Written task: Quote only the lines that start at the line with "What data populates" and run to the end of the entries; omit the pictures.

Exercise input:
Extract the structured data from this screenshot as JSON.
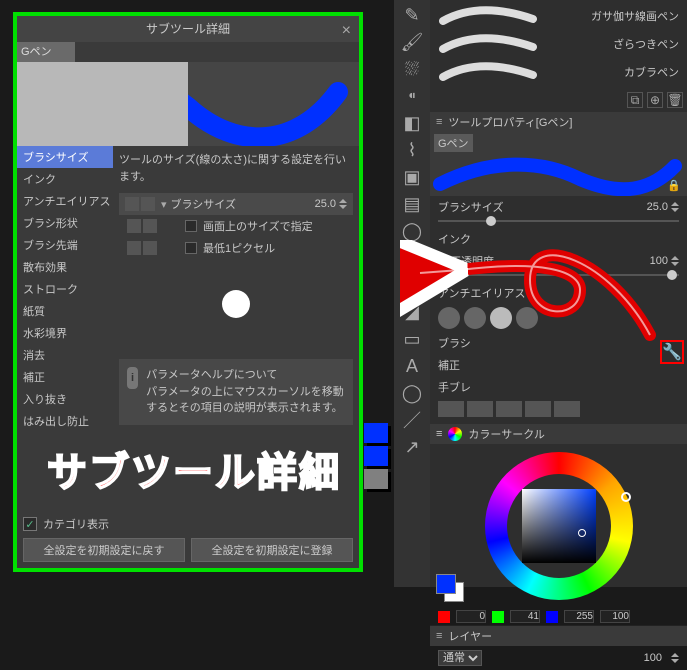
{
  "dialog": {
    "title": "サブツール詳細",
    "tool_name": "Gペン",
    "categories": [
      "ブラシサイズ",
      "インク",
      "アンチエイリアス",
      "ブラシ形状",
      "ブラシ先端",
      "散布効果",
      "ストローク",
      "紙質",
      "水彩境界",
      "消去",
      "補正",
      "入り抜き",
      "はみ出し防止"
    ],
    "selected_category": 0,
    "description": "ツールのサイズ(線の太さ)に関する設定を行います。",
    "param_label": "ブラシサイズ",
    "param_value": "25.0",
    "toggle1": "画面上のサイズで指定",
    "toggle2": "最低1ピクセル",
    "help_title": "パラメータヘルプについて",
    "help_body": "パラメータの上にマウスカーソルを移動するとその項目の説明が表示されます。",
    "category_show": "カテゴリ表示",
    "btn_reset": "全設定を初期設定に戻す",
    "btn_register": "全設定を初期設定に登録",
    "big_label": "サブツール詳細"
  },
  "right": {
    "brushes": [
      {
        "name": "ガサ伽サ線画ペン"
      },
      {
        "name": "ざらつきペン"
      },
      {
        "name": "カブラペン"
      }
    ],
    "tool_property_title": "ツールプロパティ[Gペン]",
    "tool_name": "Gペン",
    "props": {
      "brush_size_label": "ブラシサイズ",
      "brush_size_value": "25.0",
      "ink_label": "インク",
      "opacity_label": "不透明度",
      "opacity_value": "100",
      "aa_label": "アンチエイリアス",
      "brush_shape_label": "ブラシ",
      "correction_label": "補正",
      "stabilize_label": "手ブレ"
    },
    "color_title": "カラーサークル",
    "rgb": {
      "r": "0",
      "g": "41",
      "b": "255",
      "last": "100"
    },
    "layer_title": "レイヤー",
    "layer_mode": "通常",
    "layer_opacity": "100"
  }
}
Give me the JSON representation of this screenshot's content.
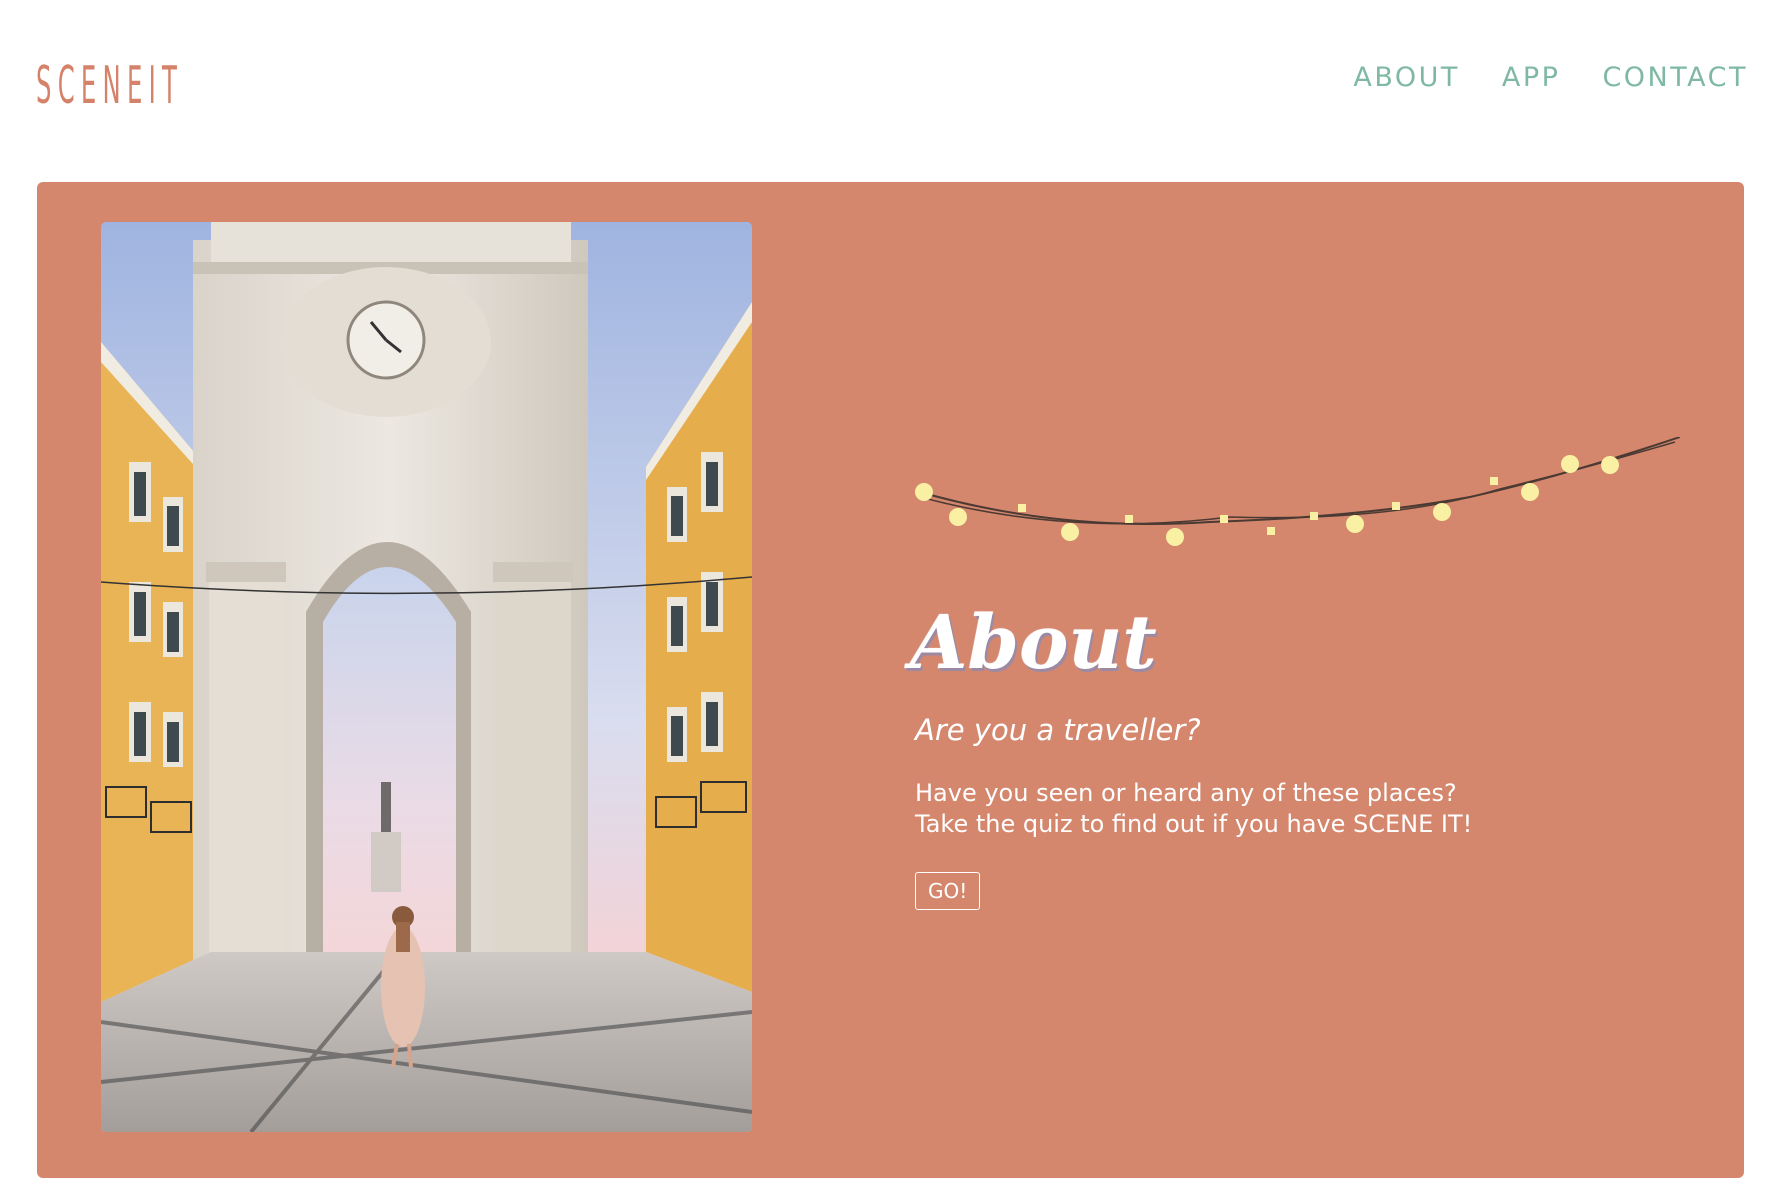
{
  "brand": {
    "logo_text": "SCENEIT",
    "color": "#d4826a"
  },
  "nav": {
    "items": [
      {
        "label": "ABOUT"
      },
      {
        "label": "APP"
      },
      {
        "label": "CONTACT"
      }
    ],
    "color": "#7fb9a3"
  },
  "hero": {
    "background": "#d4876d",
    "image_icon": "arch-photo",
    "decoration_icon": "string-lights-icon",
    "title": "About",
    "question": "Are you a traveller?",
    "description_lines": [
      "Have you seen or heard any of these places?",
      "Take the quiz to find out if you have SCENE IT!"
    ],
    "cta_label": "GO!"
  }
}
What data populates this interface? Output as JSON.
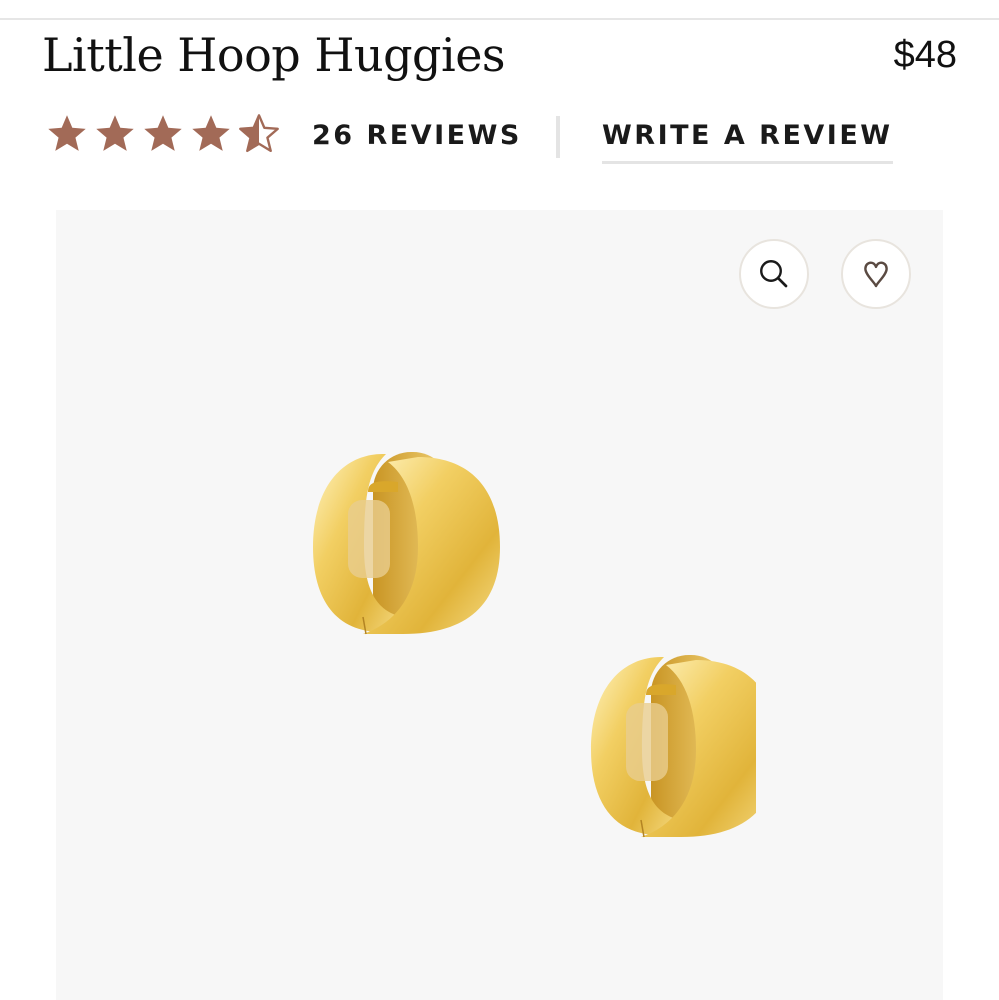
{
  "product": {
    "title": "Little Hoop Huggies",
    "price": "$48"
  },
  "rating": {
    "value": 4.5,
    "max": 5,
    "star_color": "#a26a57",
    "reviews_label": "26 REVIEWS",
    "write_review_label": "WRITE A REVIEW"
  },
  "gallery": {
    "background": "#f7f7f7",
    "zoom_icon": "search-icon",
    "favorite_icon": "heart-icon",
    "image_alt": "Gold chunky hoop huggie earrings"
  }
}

Task solution:
What data populates this interface? Output as JSON.
{
  "product": {
    "title": "Little Hoop Huggies",
    "price": "$48"
  },
  "rating": {
    "value": 4.5,
    "max": 5,
    "star_color": "#a26a57",
    "reviews_label": "26 REVIEWS",
    "write_review_label": "WRITE A REVIEW"
  },
  "gallery": {
    "background": "#f7f7f7",
    "zoom_icon": "search-icon",
    "favorite_icon": "heart-icon",
    "image_alt": "Gold chunky hoop huggie earrings"
  }
}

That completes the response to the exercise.